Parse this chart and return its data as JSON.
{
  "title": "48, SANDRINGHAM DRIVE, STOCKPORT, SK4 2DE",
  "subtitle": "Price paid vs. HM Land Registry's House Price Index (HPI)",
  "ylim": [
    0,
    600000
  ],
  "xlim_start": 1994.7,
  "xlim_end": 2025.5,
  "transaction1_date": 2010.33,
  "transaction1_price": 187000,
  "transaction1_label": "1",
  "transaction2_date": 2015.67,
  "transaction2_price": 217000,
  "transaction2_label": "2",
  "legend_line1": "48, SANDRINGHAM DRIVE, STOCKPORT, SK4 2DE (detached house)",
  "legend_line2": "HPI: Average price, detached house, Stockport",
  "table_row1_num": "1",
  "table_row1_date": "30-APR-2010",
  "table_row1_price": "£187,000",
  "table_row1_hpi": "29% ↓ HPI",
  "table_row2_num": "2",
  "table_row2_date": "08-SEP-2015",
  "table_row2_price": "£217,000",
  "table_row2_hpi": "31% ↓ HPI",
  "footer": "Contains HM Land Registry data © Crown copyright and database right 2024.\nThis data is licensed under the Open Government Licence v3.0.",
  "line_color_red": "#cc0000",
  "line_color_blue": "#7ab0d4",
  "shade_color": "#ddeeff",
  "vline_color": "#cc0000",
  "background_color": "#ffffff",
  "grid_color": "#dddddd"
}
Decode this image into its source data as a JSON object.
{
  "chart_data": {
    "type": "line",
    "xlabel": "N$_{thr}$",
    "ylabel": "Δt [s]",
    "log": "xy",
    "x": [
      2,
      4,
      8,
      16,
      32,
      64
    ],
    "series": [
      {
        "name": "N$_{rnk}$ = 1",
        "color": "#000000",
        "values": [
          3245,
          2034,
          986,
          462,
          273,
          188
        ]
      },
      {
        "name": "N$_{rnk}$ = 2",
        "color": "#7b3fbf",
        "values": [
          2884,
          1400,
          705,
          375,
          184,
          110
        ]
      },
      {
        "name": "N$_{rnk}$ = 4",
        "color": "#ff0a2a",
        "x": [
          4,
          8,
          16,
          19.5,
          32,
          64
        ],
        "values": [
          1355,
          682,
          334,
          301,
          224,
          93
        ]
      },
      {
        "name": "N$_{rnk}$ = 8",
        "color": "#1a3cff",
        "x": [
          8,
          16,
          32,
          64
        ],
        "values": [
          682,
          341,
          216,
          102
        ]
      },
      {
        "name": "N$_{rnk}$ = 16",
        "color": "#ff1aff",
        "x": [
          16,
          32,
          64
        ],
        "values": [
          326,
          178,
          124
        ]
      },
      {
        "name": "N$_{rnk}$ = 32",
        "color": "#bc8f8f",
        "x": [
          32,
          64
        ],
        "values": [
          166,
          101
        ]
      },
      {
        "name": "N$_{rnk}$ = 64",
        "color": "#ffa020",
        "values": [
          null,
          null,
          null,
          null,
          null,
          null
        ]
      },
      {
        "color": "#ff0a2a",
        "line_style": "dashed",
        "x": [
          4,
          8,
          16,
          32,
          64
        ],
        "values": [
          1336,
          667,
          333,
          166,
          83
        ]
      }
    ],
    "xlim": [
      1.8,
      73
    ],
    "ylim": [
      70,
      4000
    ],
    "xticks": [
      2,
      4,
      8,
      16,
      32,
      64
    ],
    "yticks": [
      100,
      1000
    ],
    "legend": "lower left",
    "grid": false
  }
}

━━━

BRIEF »
Set down the listing above in full, please, exactly as it appears.

TASK ANSWER »
Parse this chart and return its data as JSON.
{
  "title": "48, SANDRINGHAM DRIVE, STOCKPORT, SK4 2DE",
  "subtitle": "Price paid vs. HM Land Registry's House Price Index (HPI)",
  "ylim": [
    0,
    600000
  ],
  "xlim_start": 1994.7,
  "xlim_end": 2025.5,
  "transaction1_date": 2010.33,
  "transaction1_price": 187000,
  "transaction1_label": "1",
  "transaction2_date": 2015.67,
  "transaction2_price": 217000,
  "transaction2_label": "2",
  "legend_line1": "48, SANDRINGHAM DRIVE, STOCKPORT, SK4 2DE (detached house)",
  "legend_line2": "HPI: Average price, detached house, Stockport",
  "table_row1_num": "1",
  "table_row1_date": "30-APR-2010",
  "table_row1_price": "£187,000",
  "table_row1_hpi": "29% ↓ HPI",
  "table_row2_num": "2",
  "table_row2_date": "08-SEP-2015",
  "table_row2_price": "£217,000",
  "table_row2_hpi": "31% ↓ HPI",
  "footer": "Contains HM Land Registry data © Crown copyright and database right 2024.\nThis data is licensed under the Open Government Licence v3.0.",
  "line_color_red": "#cc0000",
  "line_color_blue": "#7ab0d4",
  "shade_color": "#ddeeff",
  "vline_color": "#cc0000",
  "background_color": "#ffffff",
  "grid_color": "#dddddd"
}
Decode this image into its source data as a JSON object.
{
  "chart_data": {
    "type": "line",
    "xlabel": "N$_{thr}$",
    "ylabel": "Δt [s]",
    "log": "xy",
    "x": [
      2,
      4,
      8,
      16,
      32,
      64
    ],
    "series": [
      {
        "name": "N$_{rnk}$ = 1",
        "color": "#000000",
        "values": [
          3245,
          2034,
          986,
          462,
          273,
          188
        ]
      },
      {
        "name": "N$_{rnk}$ = 2",
        "color": "#7b3fbf",
        "values": [
          2884,
          1400,
          705,
          375,
          184,
          110
        ]
      },
      {
        "name": "N$_{rnk}$ = 4",
        "color": "#ff0a2a",
        "x": [
          4,
          8,
          16,
          19.5,
          32,
          64
        ],
        "values": [
          1355,
          682,
          334,
          301,
          224,
          93
        ]
      },
      {
        "name": "N$_{rnk}$ = 8",
        "color": "#1a3cff",
        "x": [
          8,
          16,
          32,
          64
        ],
        "values": [
          682,
          341,
          216,
          102
        ]
      },
      {
        "name": "N$_{rnk}$ = 16",
        "color": "#ff1aff",
        "x": [
          16,
          32,
          64
        ],
        "values": [
          326,
          178,
          124
        ]
      },
      {
        "name": "N$_{rnk}$ = 32",
        "color": "#bc8f8f",
        "x": [
          32,
          64
        ],
        "values": [
          166,
          101
        ]
      },
      {
        "name": "N$_{rnk}$ = 64",
        "color": "#ffa020",
        "values": [
          null,
          null,
          null,
          null,
          null,
          null
        ]
      },
      {
        "color": "#ff0a2a",
        "line_style": "dashed",
        "x": [
          4,
          8,
          16,
          32,
          64
        ],
        "values": [
          1336,
          667,
          333,
          166,
          83
        ]
      }
    ],
    "xlim": [
      1.8,
      73
    ],
    "ylim": [
      70,
      4000
    ],
    "xticks": [
      2,
      4,
      8,
      16,
      32,
      64
    ],
    "yticks": [
      100,
      1000
    ],
    "legend": "lower left",
    "grid": false
  }
}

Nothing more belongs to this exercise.